→ Dataset entries:
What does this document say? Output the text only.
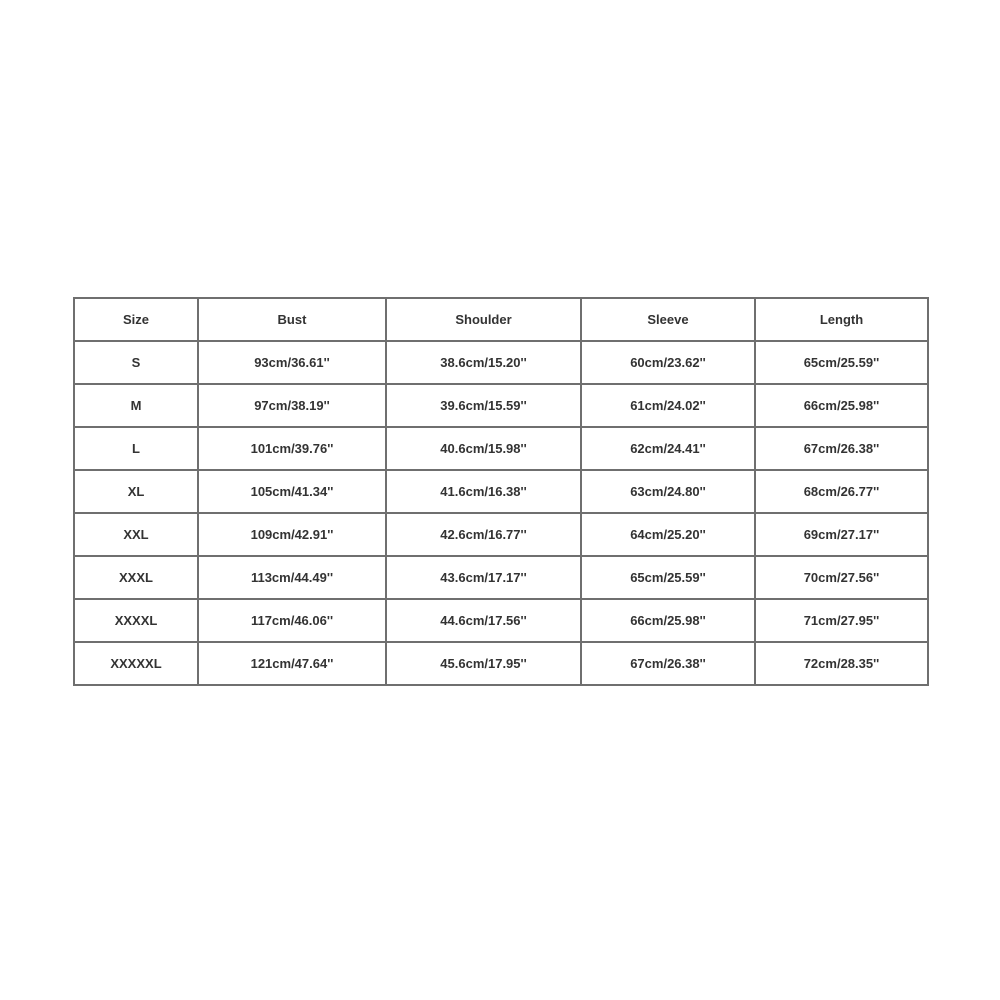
Size	Bust	Shoulder	Sleeve	Length
S	93cm/36.61''	38.6cm/15.20''	60cm/23.62''	65cm/25.59''
M	97cm/38.19''	39.6cm/15.59''	61cm/24.02''	66cm/25.98''
L	101cm/39.76''	40.6cm/15.98''	62cm/24.41''	67cm/26.38''
XL	105cm/41.34''	41.6cm/16.38''	63cm/24.80''	68cm/26.77''
XXL	109cm/42.91''	42.6cm/16.77''	64cm/25.20''	69cm/27.17''
XXXL	113cm/44.49''	43.6cm/17.17''	65cm/25.59''	70cm/27.56''
XXXXL	117cm/46.06''	44.6cm/17.56''	66cm/25.98''	71cm/27.95''
XXXXXL	121cm/47.64''	45.6cm/17.95''	67cm/26.38''	72cm/28.35''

→ Given instruction:
Copy the entries above faithfully and omit every image.

→ Finished answer:
What does this document say? Output the text only.
Size	Bust	Shoulder	Sleeve	Length
S	93cm/36.61''	38.6cm/15.20''	60cm/23.62''	65cm/25.59''
M	97cm/38.19''	39.6cm/15.59''	61cm/24.02''	66cm/25.98''
L	101cm/39.76''	40.6cm/15.98''	62cm/24.41''	67cm/26.38''
XL	105cm/41.34''	41.6cm/16.38''	63cm/24.80''	68cm/26.77''
XXL	109cm/42.91''	42.6cm/16.77''	64cm/25.20''	69cm/27.17''
XXXL	113cm/44.49''	43.6cm/17.17''	65cm/25.59''	70cm/27.56''
XXXXL	117cm/46.06''	44.6cm/17.56''	66cm/25.98''	71cm/27.95''
XXXXXL	121cm/47.64''	45.6cm/17.95''	67cm/26.38''	72cm/28.35''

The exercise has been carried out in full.